[begin SOURCE MATERIAL]

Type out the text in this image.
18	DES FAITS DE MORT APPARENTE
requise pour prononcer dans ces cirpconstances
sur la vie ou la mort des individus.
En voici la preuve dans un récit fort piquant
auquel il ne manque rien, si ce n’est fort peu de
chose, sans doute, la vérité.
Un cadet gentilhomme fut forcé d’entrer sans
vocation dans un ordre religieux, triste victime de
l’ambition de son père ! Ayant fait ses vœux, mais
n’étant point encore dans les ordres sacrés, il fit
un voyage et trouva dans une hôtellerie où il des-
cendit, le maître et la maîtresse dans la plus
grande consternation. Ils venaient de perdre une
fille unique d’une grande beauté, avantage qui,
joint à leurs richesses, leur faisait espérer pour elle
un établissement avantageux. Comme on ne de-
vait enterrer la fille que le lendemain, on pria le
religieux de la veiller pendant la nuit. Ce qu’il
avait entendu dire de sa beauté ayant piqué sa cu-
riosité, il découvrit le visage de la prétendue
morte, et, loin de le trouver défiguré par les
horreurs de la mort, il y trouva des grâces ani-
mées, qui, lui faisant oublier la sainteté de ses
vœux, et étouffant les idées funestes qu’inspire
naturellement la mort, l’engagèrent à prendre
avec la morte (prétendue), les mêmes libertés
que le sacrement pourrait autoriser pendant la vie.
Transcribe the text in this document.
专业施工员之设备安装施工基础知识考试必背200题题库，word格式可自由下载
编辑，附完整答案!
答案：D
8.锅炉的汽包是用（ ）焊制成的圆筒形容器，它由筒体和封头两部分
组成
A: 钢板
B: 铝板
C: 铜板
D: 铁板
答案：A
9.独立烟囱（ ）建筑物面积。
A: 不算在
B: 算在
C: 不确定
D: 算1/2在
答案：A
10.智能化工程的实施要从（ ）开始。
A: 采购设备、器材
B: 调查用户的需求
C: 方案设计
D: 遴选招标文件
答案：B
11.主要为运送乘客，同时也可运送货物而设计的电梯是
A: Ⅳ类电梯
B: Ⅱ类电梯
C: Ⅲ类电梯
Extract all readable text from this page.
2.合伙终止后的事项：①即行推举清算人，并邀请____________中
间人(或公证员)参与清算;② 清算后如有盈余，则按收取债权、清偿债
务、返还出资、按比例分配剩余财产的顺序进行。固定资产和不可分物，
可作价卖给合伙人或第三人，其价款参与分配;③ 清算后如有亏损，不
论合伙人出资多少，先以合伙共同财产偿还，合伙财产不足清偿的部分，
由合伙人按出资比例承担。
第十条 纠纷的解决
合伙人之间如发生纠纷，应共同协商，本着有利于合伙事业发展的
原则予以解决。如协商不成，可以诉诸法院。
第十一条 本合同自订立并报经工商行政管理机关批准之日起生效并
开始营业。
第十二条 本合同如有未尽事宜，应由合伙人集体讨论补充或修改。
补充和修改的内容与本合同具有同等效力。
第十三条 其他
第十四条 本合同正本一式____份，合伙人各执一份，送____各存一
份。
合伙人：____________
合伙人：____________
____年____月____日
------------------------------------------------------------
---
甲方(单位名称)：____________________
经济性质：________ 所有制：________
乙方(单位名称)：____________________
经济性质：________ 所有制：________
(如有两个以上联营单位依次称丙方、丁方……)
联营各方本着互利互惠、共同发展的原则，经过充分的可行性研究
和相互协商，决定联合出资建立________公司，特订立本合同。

[end SOURCE MATERIAL]

EXERCISE OBJECTIVE: Working from the listing above, pick out every line that has "sans" and copy it.

RESULT OF THE TASK:
chose, sans doute, la vérité.
Un cadet gentilhomme fut forcé d’entrer sans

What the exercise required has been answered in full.